SHORT TASK ::
Output the data below in full, byte for byte. Nothing may differ.

AVAILABLE RECORDS ::
%%
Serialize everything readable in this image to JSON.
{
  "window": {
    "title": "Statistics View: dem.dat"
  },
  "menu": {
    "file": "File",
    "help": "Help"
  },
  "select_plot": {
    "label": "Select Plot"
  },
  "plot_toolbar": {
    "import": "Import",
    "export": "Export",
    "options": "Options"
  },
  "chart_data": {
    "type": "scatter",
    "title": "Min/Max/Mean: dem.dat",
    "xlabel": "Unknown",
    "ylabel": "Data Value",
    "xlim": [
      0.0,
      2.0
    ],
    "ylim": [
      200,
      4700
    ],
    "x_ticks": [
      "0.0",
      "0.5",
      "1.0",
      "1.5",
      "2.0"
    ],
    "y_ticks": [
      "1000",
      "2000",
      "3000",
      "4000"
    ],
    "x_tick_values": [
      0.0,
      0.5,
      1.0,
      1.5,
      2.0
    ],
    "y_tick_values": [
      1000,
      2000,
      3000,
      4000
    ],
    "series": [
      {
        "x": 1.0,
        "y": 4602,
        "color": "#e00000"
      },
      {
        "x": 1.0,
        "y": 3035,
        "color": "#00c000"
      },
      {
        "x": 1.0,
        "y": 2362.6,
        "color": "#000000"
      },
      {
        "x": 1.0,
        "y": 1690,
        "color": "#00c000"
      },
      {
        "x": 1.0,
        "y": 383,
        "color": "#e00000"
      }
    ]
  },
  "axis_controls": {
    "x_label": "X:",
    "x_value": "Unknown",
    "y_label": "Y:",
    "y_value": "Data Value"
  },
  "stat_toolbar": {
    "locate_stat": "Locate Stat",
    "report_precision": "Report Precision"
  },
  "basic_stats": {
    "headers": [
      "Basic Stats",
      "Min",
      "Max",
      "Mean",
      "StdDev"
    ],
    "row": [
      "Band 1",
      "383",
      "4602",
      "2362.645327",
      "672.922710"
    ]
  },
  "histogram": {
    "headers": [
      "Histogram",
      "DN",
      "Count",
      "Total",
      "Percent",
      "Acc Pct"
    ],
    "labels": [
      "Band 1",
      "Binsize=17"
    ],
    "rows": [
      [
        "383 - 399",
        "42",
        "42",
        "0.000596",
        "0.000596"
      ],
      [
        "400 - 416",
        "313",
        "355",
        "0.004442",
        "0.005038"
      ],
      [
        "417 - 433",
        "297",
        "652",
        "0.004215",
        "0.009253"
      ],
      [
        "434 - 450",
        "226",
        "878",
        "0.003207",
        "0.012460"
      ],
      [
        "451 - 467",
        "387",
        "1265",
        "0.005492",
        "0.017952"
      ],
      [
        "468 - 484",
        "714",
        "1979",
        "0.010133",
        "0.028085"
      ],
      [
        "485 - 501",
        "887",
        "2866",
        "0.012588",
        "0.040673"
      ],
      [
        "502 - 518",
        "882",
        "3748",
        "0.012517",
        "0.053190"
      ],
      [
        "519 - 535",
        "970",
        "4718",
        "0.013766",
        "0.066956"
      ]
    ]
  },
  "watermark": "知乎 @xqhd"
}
%%
RESULT ::
Serialize everything readable in this image to JSON.
{
  "window": {
    "title": "Statistics View: dem.dat"
  },
  "menu": {
    "file": "File",
    "help": "Help"
  },
  "select_plot": {
    "label": "Select Plot"
  },
  "plot_toolbar": {
    "import": "Import",
    "export": "Export",
    "options": "Options"
  },
  "chart_data": {
    "type": "scatter",
    "title": "Min/Max/Mean: dem.dat",
    "xlabel": "Unknown",
    "ylabel": "Data Value",
    "xlim": [
      0.0,
      2.0
    ],
    "ylim": [
      200,
      4700
    ],
    "x_ticks": [
      "0.0",
      "0.5",
      "1.0",
      "1.5",
      "2.0"
    ],
    "y_ticks": [
      "1000",
      "2000",
      "3000",
      "4000"
    ],
    "x_tick_values": [
      0.0,
      0.5,
      1.0,
      1.5,
      2.0
    ],
    "y_tick_values": [
      1000,
      2000,
      3000,
      4000
    ],
    "series": [
      {
        "x": 1.0,
        "y": 4602,
        "color": "#e00000"
      },
      {
        "x": 1.0,
        "y": 3035,
        "color": "#00c000"
      },
      {
        "x": 1.0,
        "y": 2362.6,
        "color": "#000000"
      },
      {
        "x": 1.0,
        "y": 1690,
        "color": "#00c000"
      },
      {
        "x": 1.0,
        "y": 383,
        "color": "#e00000"
      }
    ]
  },
  "axis_controls": {
    "x_label": "X:",
    "x_value": "Unknown",
    "y_label": "Y:",
    "y_value": "Data Value"
  },
  "stat_toolbar": {
    "locate_stat": "Locate Stat",
    "report_precision": "Report Precision"
  },
  "basic_stats": {
    "headers": [
      "Basic Stats",
      "Min",
      "Max",
      "Mean",
      "StdDev"
    ],
    "row": [
      "Band 1",
      "383",
      "4602",
      "2362.645327",
      "672.922710"
    ]
  },
  "histogram": {
    "headers": [
      "Histogram",
      "DN",
      "Count",
      "Total",
      "Percent",
      "Acc Pct"
    ],
    "labels": [
      "Band 1",
      "Binsize=17"
    ],
    "rows": [
      [
        "383 - 399",
        "42",
        "42",
        "0.000596",
        "0.000596"
      ],
      [
        "400 - 416",
        "313",
        "355",
        "0.004442",
        "0.005038"
      ],
      [
        "417 - 433",
        "297",
        "652",
        "0.004215",
        "0.009253"
      ],
      [
        "434 - 450",
        "226",
        "878",
        "0.003207",
        "0.012460"
      ],
      [
        "451 - 467",
        "387",
        "1265",
        "0.005492",
        "0.017952"
      ],
      [
        "468 - 484",
        "714",
        "1979",
        "0.010133",
        "0.028085"
      ],
      [
        "485 - 501",
        "887",
        "2866",
        "0.012588",
        "0.040673"
      ],
      [
        "502 - 518",
        "882",
        "3748",
        "0.012517",
        "0.053190"
      ],
      [
        "519 - 535",
        "970",
        "4718",
        "0.013766",
        "0.066956"
      ]
    ]
  },
  "watermark": "知乎 @xqhd"
}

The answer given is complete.